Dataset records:
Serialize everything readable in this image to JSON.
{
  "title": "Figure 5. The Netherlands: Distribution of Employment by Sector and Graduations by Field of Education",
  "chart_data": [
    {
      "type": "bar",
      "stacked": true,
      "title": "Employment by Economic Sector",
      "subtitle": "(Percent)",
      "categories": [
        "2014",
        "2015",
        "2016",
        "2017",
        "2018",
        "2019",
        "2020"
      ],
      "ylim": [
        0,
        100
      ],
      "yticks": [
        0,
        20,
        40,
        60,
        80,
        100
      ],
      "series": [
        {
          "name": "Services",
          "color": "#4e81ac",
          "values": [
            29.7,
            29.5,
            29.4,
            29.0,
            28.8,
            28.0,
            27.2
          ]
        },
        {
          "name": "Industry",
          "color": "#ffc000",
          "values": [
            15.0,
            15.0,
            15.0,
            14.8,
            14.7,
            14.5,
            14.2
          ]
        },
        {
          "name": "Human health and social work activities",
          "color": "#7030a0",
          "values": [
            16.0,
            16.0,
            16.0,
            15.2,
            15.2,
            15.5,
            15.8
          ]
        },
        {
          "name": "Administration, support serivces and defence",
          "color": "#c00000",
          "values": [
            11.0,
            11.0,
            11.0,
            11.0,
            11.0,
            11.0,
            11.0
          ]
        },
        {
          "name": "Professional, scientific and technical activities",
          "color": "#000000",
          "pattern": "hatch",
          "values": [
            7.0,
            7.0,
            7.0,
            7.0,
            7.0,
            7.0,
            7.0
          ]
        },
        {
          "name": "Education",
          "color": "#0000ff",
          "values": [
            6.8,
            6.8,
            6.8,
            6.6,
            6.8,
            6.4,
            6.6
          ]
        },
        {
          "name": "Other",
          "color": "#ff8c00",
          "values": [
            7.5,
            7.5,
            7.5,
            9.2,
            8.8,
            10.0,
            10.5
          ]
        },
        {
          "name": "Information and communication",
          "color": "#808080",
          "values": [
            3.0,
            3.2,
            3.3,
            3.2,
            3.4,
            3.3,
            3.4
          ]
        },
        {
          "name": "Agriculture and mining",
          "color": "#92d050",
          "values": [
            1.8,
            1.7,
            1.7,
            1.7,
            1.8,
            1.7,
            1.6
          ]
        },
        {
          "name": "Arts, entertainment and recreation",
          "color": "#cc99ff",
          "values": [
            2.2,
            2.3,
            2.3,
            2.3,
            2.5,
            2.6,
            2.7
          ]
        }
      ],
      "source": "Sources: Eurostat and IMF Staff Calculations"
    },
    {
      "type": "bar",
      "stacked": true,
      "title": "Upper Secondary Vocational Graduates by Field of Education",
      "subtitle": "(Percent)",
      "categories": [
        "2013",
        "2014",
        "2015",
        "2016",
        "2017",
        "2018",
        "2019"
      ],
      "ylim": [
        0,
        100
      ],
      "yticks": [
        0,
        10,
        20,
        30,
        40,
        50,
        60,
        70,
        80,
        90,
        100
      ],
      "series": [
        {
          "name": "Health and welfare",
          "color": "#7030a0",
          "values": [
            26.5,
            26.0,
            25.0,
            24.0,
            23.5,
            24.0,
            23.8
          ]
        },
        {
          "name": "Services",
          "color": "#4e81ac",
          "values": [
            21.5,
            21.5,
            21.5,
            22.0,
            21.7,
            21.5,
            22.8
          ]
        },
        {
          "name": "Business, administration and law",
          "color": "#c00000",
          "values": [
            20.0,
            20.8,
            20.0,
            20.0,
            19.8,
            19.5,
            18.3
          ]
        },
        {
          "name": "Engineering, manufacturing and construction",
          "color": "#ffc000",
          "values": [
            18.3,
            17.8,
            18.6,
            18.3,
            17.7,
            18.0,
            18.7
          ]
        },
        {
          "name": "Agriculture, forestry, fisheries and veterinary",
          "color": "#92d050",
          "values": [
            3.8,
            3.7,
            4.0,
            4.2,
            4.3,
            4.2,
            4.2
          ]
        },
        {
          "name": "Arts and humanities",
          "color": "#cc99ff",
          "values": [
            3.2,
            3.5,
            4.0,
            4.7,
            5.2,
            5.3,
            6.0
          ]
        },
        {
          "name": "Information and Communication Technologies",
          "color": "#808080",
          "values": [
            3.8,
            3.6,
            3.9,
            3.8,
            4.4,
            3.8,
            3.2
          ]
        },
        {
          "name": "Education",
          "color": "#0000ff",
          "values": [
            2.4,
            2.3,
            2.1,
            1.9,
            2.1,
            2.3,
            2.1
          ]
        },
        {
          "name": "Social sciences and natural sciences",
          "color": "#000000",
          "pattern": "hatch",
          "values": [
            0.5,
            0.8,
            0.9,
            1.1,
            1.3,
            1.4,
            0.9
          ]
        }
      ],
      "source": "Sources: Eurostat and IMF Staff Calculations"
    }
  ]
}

*Exercise*: Determine the count of lines in the data above with the string "Sector" in them, and give that count alone.

*Solution to this task*: 2